» **The request**: Pick out every line with the word "RECEIVED" and copy it.
-- begin Listed entries --
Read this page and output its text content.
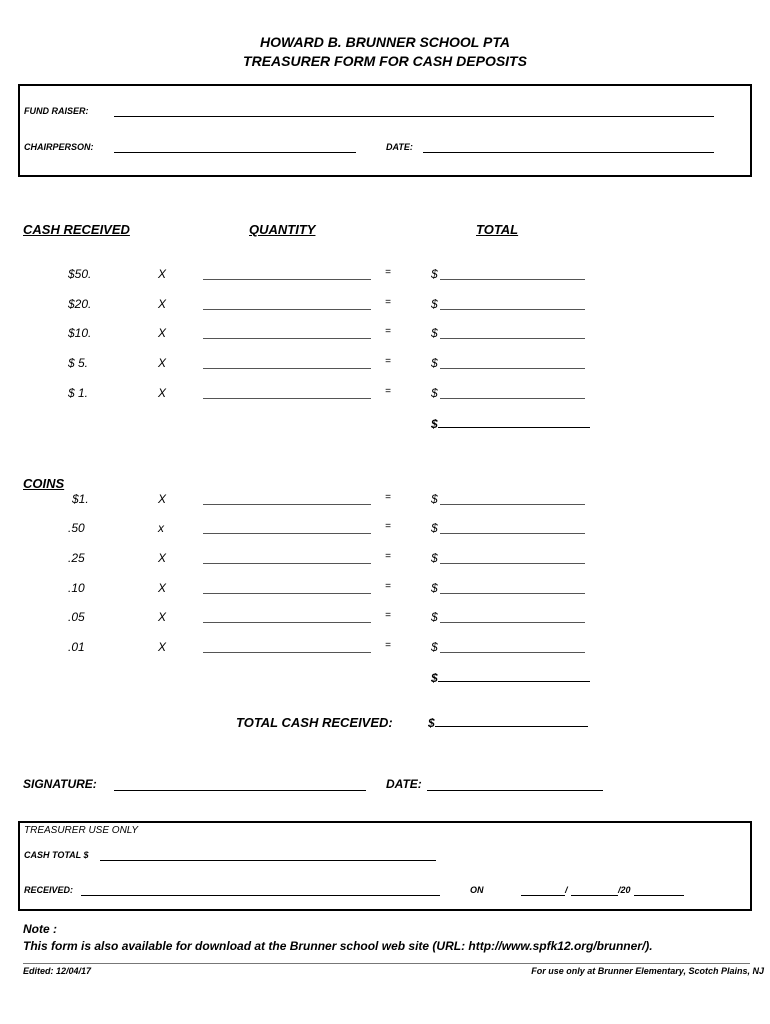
HOWARD B. BRUNNER SCHOOL PTA
TREASURER FORM FOR CASH DEPOSITS
FUND RAISER:
CHAIRPERSON:	DATE:
CASH RECEIVED	QUANTITY	TOTAL
$50.	X	=	$
$20.	X	=	$
$10.	X	=	$
$ 5.	X	=	$
$ 1.	X	=	$
$
COINS
$1.	X	=	$
.50	x	=	$
.25	X	=	$
.10	X	=	$
.05	X	=	$
.01	X	=	$
$
TOTAL CASH RECEIVED:	$
SIGNATURE:	DATE:
TREASURER USE ONLY
CASH TOTAL $
RECEIVED:	ON	/	/20
Note :
This form is also available for download at the Brunner school web site (URL: http://www.spfk12.org/brunner/).
Edited: 12/04/17	For use only at Brunner Elementary, Scotch Plains, NJ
-- end Listed entries --
» **The answer**:
CASH RECEIVED	QUANTITY	TOTAL
TOTAL CASH RECEIVED:	$
RECEIVED:	ON	/	/20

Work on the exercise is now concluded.